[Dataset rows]

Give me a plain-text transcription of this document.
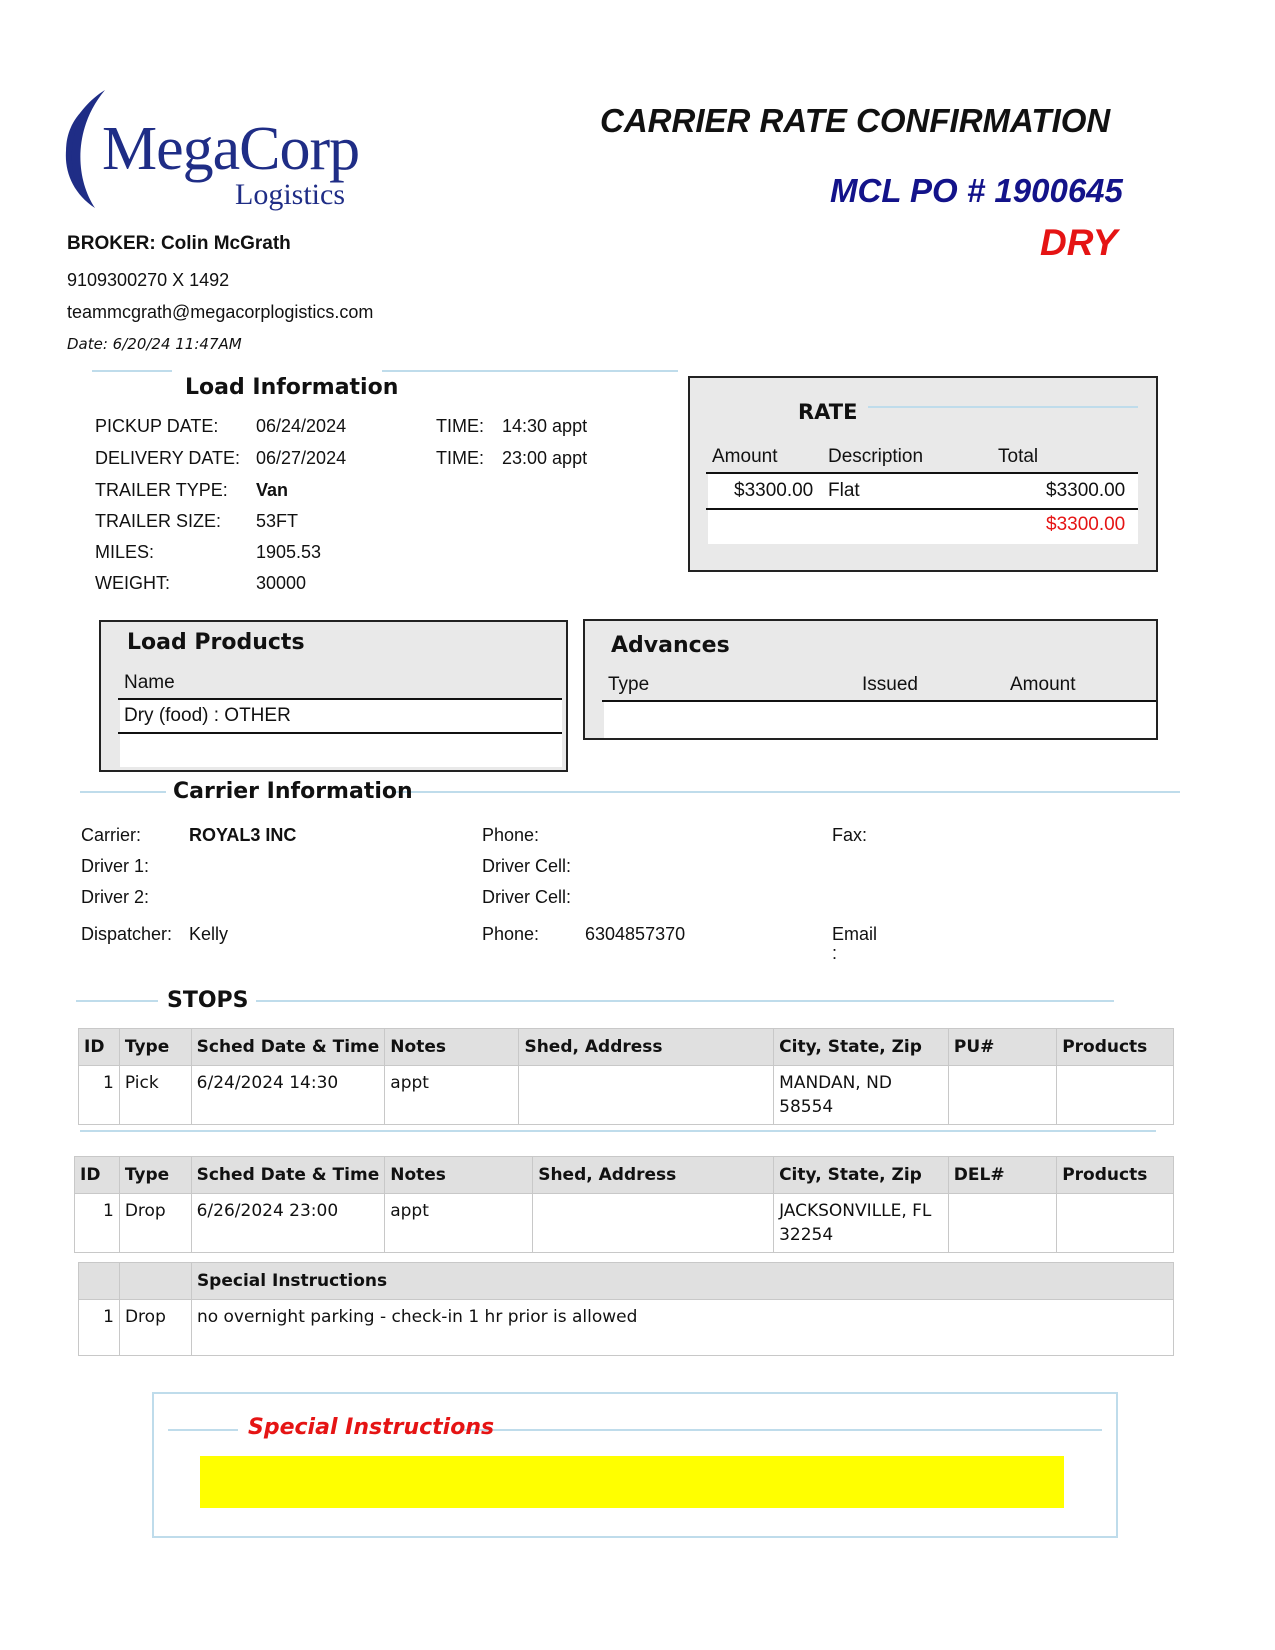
MegaCorp
Logistics
CARRIER RATE CONFIRMATION
MCL PO # 1900645
DRY
BROKER: Colin McGrath
9109300270 X 1492
teammcgrath@megacorplogistics.com
Date: 6/20/24 11:47AM
Load Information
PICKUP DATE: 06/24/2024	TIME: 14:30 appt
DELIVERY DATE: 06/27/2024	TIME: 23:00 appt
TRAILER TYPE: Van
TRAILER SIZE: 53FT
MILES:	1905.53
WEIGHT:	30000
RATE
Amount	Description	Total
$3300.00 Flat	$3300.00
$3300.00
Load Products
Name
Dry (food) : OTHER
Advances
Type	Issued	Amount
Carrier Information
Carrier:	ROYAL3 INC	Phone:	Fax:
Driver 1:	Driver Cell:
Driver 2:	Driver Cell:
Dispatcher: Kelly	Phone:	6304857370	Email
:
STOPS
ID	Type	Sched Date & Time	Notes	Shed, Address	City, State, Zip	PU#	Products
1	Pick	6/24/2024 14:30	appt		MANDAN, ND
58554		
ID	Type	Sched Date & Time	Notes	Shed, Address	City, State, Zip	DEL#	Products
1	Drop	6/26/2024 23:00	appt		JACKSONVILLE, FL
32254		
		Special Instructions
1	Drop	no overnight parking - check-in 1 hr prior is allowed
Special Instructions
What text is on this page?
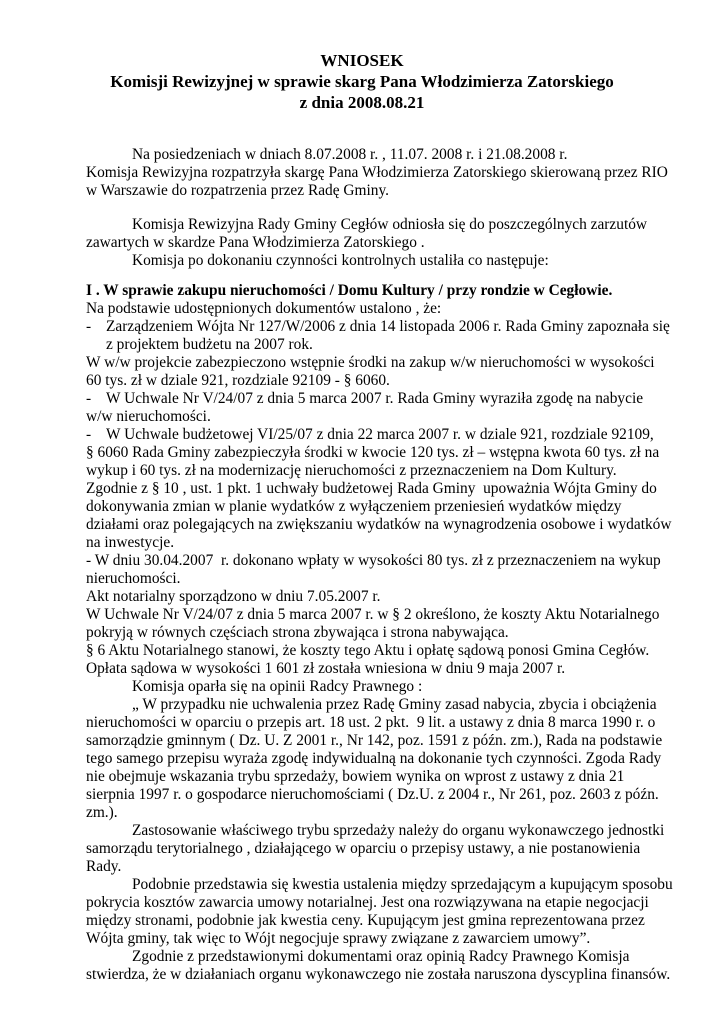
WNIOSEK
Komisji Rewizyjnej w sprawie skarg Pana Włodzimierza Zatorskiego
z dnia 2008.08.21
Na posiedzeniach w dniach 8.07.2008 r. , 11.07. 2008 r. i 21.08.2008 r.
Komisja Rewizyjna rozpatrzyła skargę Pana Włodzimierza Zatorskiego skierowaną przez RIO
w Warszawie do rozpatrzenia przez Radę Gminy.
Komisja Rewizyjna Rady Gminy Cegłów odniosła się do poszczególnych zarzutów
zawartych w skardze Pana Włodzimierza Zatorskiego .
Komisja po dokonaniu czynności kontrolnych ustaliła co następuje:
I . W sprawie zakupu nieruchomości / Domu Kultury / przy rondzie w Cegłowie.
Na podstawie udostępnionych dokumentów ustalono , że:
- Zarządzeniem Wójta Nr 127/W/2006 z dnia 14 listopada 2006 r. Rada Gminy zapoznała się
z projektem budżetu na 2007 rok.
W w/w projekcie zabezpieczono wstępnie środki na zakup w/w nieruchomości w wysokości
60 tys. zł w dziale 921, rozdziale 92109 - § 6060.
- W Uchwale Nr V/24/07 z dnia 5 marca 2007 r. Rada Gminy wyraziła zgodę na nabycie
w/w nieruchomości.
- W Uchwale budżetowej VI/25/07 z dnia 22 marca 2007 r. w dziale 921, rozdziale 92109,
§ 6060 Rada Gminy zabezpieczyła środki w kwocie 120 tys. zł – wstępna kwota 60 tys. zł na
wykup i 60 tys. zł na modernizację nieruchomości z przeznaczeniem na Dom Kultury.
Zgodnie z § 10 , ust. 1 pkt. 1 uchwały budżetowej Rada Gminy  upoważnia Wójta Gminy do
dokonywania zmian w planie wydatków z wyłączeniem przeniesień wydatków między
działami oraz polegających na zwiększaniu wydatków na wynagrodzenia osobowe i wydatków
na inwestycje.
- W dniu 30.04.2007  r. dokonano wpłaty w wysokości 80 tys. zł z przeznaczeniem na wykup
nieruchomości.
Akt notarialny sporządzono w dniu 7.05.2007 r.
W Uchwale Nr V/24/07 z dnia 5 marca 2007 r. w § 2 określono, że koszty Aktu Notarialnego
pokryją w równych częściach strona zbywająca i strona nabywająca.
§ 6 Aktu Notarialnego stanowi, że koszty tego Aktu i opłatę sądową ponosi Gmina Cegłów.
Opłata sądowa w wysokości 1 601 zł została wniesiona w dniu 9 maja 2007 r.
Komisja oparła się na opinii Radcy Prawnego :
„ W przypadku nie uchwalenia przez Radę Gminy zasad nabycia, zbycia i obciążenia
nieruchomości w oparciu o przepis art. 18 ust. 2 pkt.  9 lit. a ustawy z dnia 8 marca 1990 r. o
samorządzie gminnym ( Dz. U. Z 2001 r., Nr 142, poz. 1591 z późn. zm.), Rada na podstawie
tego samego przepisu wyraża zgodę indywidualną na dokonanie tych czynności. Zgoda Rady
nie obejmuje wskazania trybu sprzedaży, bowiem wynika on wprost z ustawy z dnia 21
sierpnia 1997 r. o gospodarce nieruchomościami ( Dz.U. z 2004 r., Nr 261, poz. 2603 z późn.
zm.).
Zastosowanie właściwego trybu sprzedaży należy do organu wykonawczego jednostki
samorządu terytorialnego , działającego w oparciu o przepisy ustawy, a nie postanowienia
Rady.
Podobnie przedstawia się kwestia ustalenia między sprzedającym a kupującym sposobu
pokrycia kosztów zawarcia umowy notarialnej. Jest ona rozwiązywana na etapie negocjacji
między stronami, podobnie jak kwestia ceny. Kupującym jest gmina reprezentowana przez
Wójta gminy, tak więc to Wójt negocjuje sprawy związane z zawarciem umowy”.
Zgodnie z przedstawionymi dokumentami oraz opinią Radcy Prawnego Komisja
stwierdza, że w działaniach organu wykonawczego nie została naruszona dyscyplina finansów.
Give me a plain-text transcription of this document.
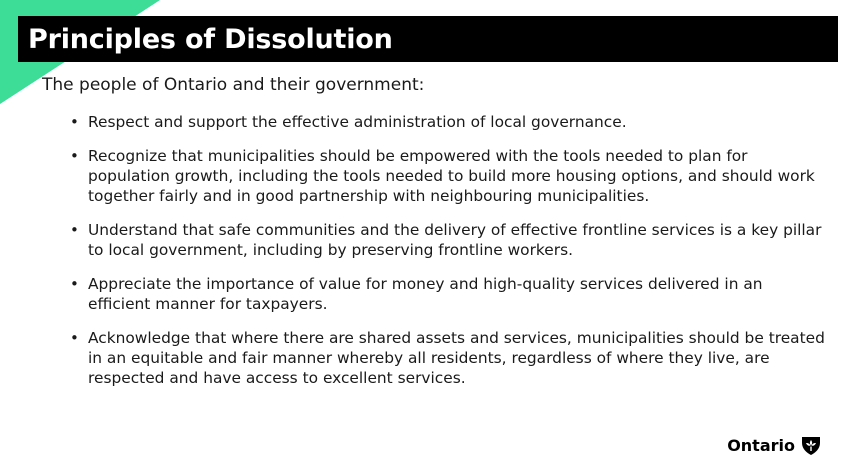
Principles of Dissolution
The people of Ontario and their government:
• Respect and support the effective administration of local governance.
• Recognize that municipalities should be empowered with the tools needed to plan for population growth, including the tools needed to build more housing options, and should work together fairly and in good partnership with neighbouring municipalities.
• Understand that safe communities and the delivery of effective frontline services is a key pillar to local government, including by preserving frontline workers.
• Appreciate the importance of value for money and high-quality services delivered in an efficient manner for taxpayers.
• Acknowledge that where there are shared assets and services, municipalities should be treated in an equitable and fair manner whereby all residents, regardless of where they live, are respected and have access to excellent services.
Ontario
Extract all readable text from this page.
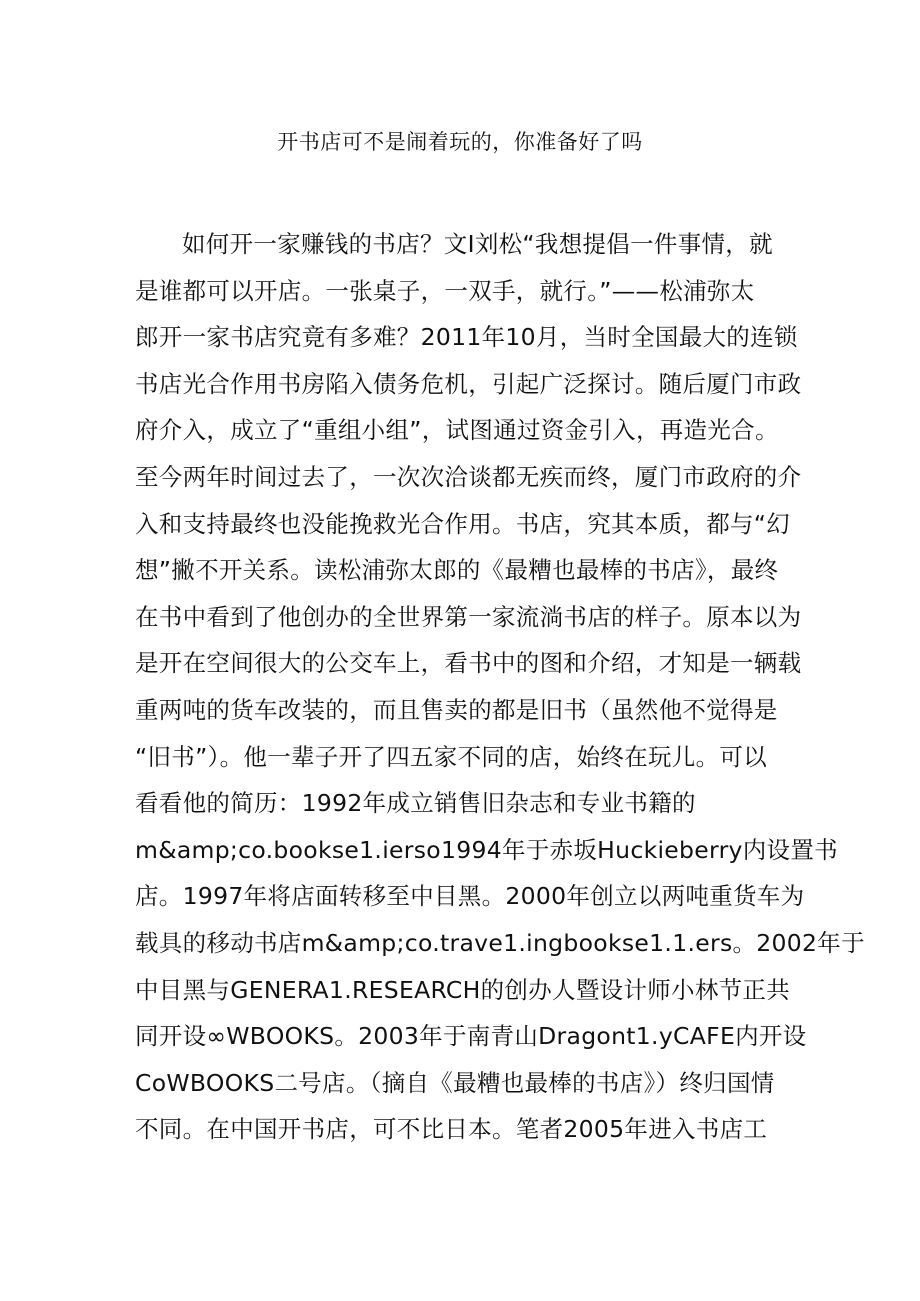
开书店可不是闹着玩的，你准备好了吗
如何开一家赚钱的书店？文I刘松“我想提倡一件事情，就
是谁都可以开店。一张桌子，一双手，就行。”——松浦弥太
郎开一家书店究竟有多难？2011年10月，当时全国最大的连锁
书店光合作用书房陷入债务危机，引起广泛探讨。随后厦门市政
府介入，成立了“重组小组”，试图通过资金引入，再造光合。
至今两年时间过去了，一次次洽谈都无疾而终，厦门市政府的介
入和支持最终也没能挽救光合作用。书店，究其本质，都与“幻
想”撇不开关系。读松浦弥太郎的《最糟也最棒的书店》，最终
在书中看到了他创办的全世界第一家流淌书店的样子。原本以为
是开在空间很大的公交车上，看书中的图和介绍，才知是一辆载
重两吨的货车改装的，而且售卖的都是旧书（虽然他不觉得是
“旧书”）。他一辈子开了四五家不同的店，始终在玩儿。可以
看看他的简历：1992年成立销售旧杂志和专业书籍的
m&amp;co.bookse1.ierso1994年于赤坂Huckieberry内设置书
店。1997年将店面转移至中目黑。2000年创立以两吨重货车为
载具的移动书店m&amp;co.trave1.ingbookse1.1.ers。2002年于
中目黑与GENERA1.RESEARCH的创办人暨设计师小林节正共
同开设∞WBOOKS。2003年于南青山Dragont1.yCAFE内开设
CoWBOOKS二号店。（摘自《最糟也最棒的书店》）终归国情
不同。在中国开书店，可不比日本。笔者2005年进入书店工
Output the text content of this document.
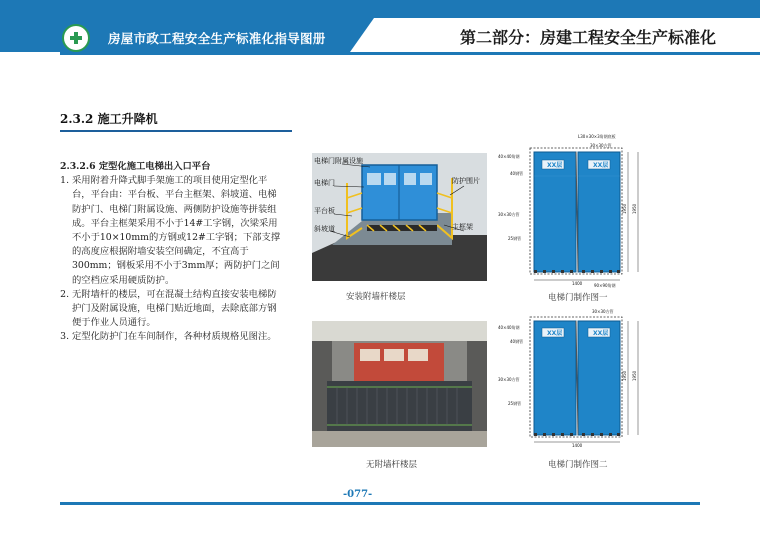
房屋市政工程安全生产标准化指导图册	第二部分：房建工程安全生产标准化
2.3.2 施工升降机
2.3.2.6 定型化施工电梯出入口平台
1. 采用附着升降式脚手架施工的项目使用定型化平台，平台由：平台板、平台主框架、斜坡道、电梯防护门、电梯门附属设施、两侧防护设施等拼装组成。平台主框架采用不小于14#工字钢，次梁采用不小于10×10mm的方钢或12#工字钢；下部支撑的高度应根据附墙安装空间确定，不宜高于300mm；钢板采用不小于3mm厚；两防护门之间的空档应采用硬质防护。
2. 无附墙杆的楼层，可在混凝土结构直接安装电梯防护门及附属设施，电梯门贴近地面，去除底部方钢便于作业人员通行。
3. 定型化防护门在车间制作，各种材质规格见图注。
电梯门附属设施
电梯门
平台板
斜坡道
防护围片
主框架
安装附墙杆楼层
无附墙杆楼层
L30×30×3角钢底板
30×30方管
40×40角钢
40钢管
30×30方管
25钢管
90×90角钢
XX层	XX层
1400
1950 1950
电梯门制作图一
30×30方管
40×40角钢
40钢管
30×30方管
25钢管
XX层	XX层
1400
1950 1950
电梯门制作图二
-077-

SHORT TASK: Output only the lines running from the line with "Extract all readable text from this page." through the last line of the entries above, inclusive, with pictures excluded.

TASK OUTPUT:
Extract all readable text from this page.
开书店可不是闹着玩的，你准备好了吗
如何开一家赚钱的书店？文I刘松“我想提倡一件事情，就
是谁都可以开店。一张桌子，一双手，就行。”——松浦弥太
郎开一家书店究竟有多难？2011年10月，当时全国最大的连锁
书店光合作用书房陷入债务危机，引起广泛探讨。随后厦门市政
府介入，成立了“重组小组”，试图通过资金引入，再造光合。
至今两年时间过去了，一次次洽谈都无疾而终，厦门市政府的介
入和支持最终也没能挽救光合作用。书店，究其本质，都与“幻
想”撇不开关系。读松浦弥太郎的《最糟也最棒的书店》，最终
在书中看到了他创办的全世界第一家流淌书店的样子。原本以为
是开在空间很大的公交车上，看书中的图和介绍，才知是一辆载
重两吨的货车改装的，而且售卖的都是旧书（虽然他不觉得是
“旧书”）。他一辈子开了四五家不同的店，始终在玩儿。可以
看看他的简历：1992年成立销售旧杂志和专业书籍的
m&amp;co.bookse1.ierso1994年于赤坂Huckieberry内设置书
店。1997年将店面转移至中目黑。2000年创立以两吨重货车为
载具的移动书店m&amp;co.trave1.ingbookse1.1.ers。2002年于
中目黑与GENERA1.RESEARCH的创办人暨设计师小林节正共
同开设∞WBOOKS。2003年于南青山Dragont1.yCAFE内开设
CoWBOOKS二号店。（摘自《最糟也最棒的书店》）终归国情
不同。在中国开书店，可不比日本。笔者2005年进入书店工
Output the text content of this document.
房屋市政工程安全生产标准化指导图册	第二部分：房建工程安全生产标准化
2.3.2 施工升降机
2.3.2.6 定型化施工电梯出入口平台
1. 采用附着升降式脚手架施工的项目使用定型化平台，平台由：平台板、平台主框架、斜坡道、电梯防护门、电梯门附属设施、两侧防护设施等拼装组成。平台主框架采用不小于14#工字钢，次梁采用不小于10×10mm的方钢或12#工字钢；下部支撑的高度应根据附墙安装空间确定，不宜高于300mm；钢板采用不小于3mm厚；两防护门之间的空档应采用硬质防护。
2. 无附墙杆的楼层，可在混凝土结构直接安装电梯防护门及附属设施，电梯门贴近地面，去除底部方钢便于作业人员通行。
3. 定型化防护门在车间制作，各种材质规格见图注。
电梯门附属设施
电梯门
平台板
斜坡道
防护围片
主框架
安装附墙杆楼层
无附墙杆楼层
L30×30×3角钢底板
30×30方管
40×40角钢
40钢管
30×30方管
25钢管
90×90角钢
XX层	XX层
1400
1950 1950
电梯门制作图一
30×30方管
40×40角钢
40钢管
30×30方管
25钢管
XX层	XX层
1400
1950 1950
电梯门制作图二
-077-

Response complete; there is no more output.